- [SUPPLIED MATERIAL]
——
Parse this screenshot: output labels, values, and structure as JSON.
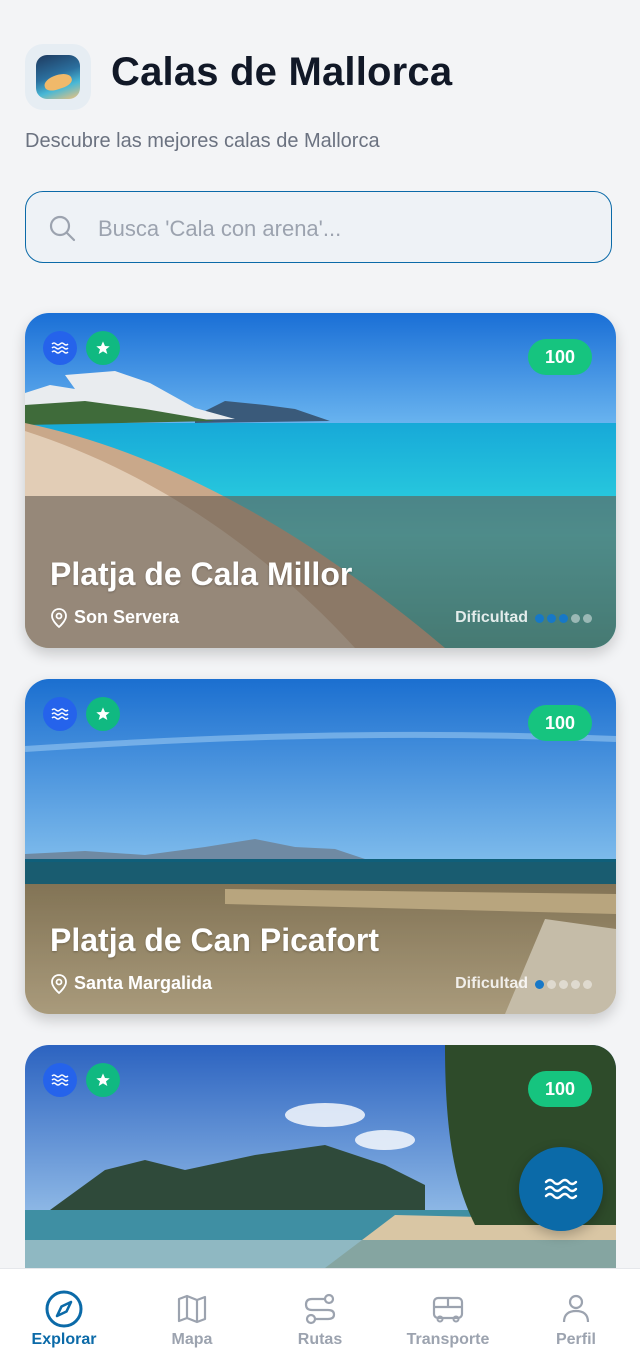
{
  "app": {
    "title": "Calas de Mallorca",
    "subtitle": "Descubre las mejores calas de Mallorca"
  },
  "search": {
    "value": "",
    "placeholder": "Busca 'Cala con arena'..."
  },
  "beaches": [
    {
      "name": "Platja de Cala Millor",
      "location": "Son Servera",
      "score": "100",
      "difficulty_label": "Dificultad",
      "difficulty": 3,
      "difficulty_max": 5
    },
    {
      "name": "Platja de Can Picafort",
      "location": "Santa Margalida",
      "score": "100",
      "difficulty_label": "Dificultad",
      "difficulty": 1,
      "difficulty_max": 5
    },
    {
      "name": "",
      "location": "",
      "score": "100"
    }
  ],
  "tabs": [
    {
      "label": "Explorar",
      "icon": "compass-icon",
      "active": true
    },
    {
      "label": "Mapa",
      "icon": "map-icon",
      "active": false
    },
    {
      "label": "Rutas",
      "icon": "route-icon",
      "active": false
    },
    {
      "label": "Transporte",
      "icon": "bus-icon",
      "active": false
    },
    {
      "label": "Perfil",
      "icon": "user-icon",
      "active": false
    }
  ],
  "colors": {
    "accent": "#0b6aa8",
    "score_badge": "#16c47f",
    "water_badge": "#2563eb",
    "star_badge": "#10b981",
    "inactive_tab": "#9ca3af"
  }
}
——
- [TASK REQUIREMENTS]
Reproduce the material above verbatim; omit every picture.

- [RESULT FOR THIS TASK]
Parse this screenshot: output labels, values, and structure as JSON.
{
  "app": {
    "title": "Calas de Mallorca",
    "subtitle": "Descubre las mejores calas de Mallorca"
  },
  "search": {
    "value": "",
    "placeholder": "Busca 'Cala con arena'..."
  },
  "beaches": [
    {
      "name": "Platja de Cala Millor",
      "location": "Son Servera",
      "score": "100",
      "difficulty_label": "Dificultad",
      "difficulty": 3,
      "difficulty_max": 5
    },
    {
      "name": "Platja de Can Picafort",
      "location": "Santa Margalida",
      "score": "100",
      "difficulty_label": "Dificultad",
      "difficulty": 1,
      "difficulty_max": 5
    },
    {
      "name": "",
      "location": "",
      "score": "100"
    }
  ],
  "tabs": [
    {
      "label": "Explorar",
      "icon": "compass-icon",
      "active": true
    },
    {
      "label": "Mapa",
      "icon": "map-icon",
      "active": false
    },
    {
      "label": "Rutas",
      "icon": "route-icon",
      "active": false
    },
    {
      "label": "Transporte",
      "icon": "bus-icon",
      "active": false
    },
    {
      "label": "Perfil",
      "icon": "user-icon",
      "active": false
    }
  ],
  "colors": {
    "accent": "#0b6aa8",
    "score_badge": "#16c47f",
    "water_badge": "#2563eb",
    "star_badge": "#10b981",
    "inactive_tab": "#9ca3af"
  }
}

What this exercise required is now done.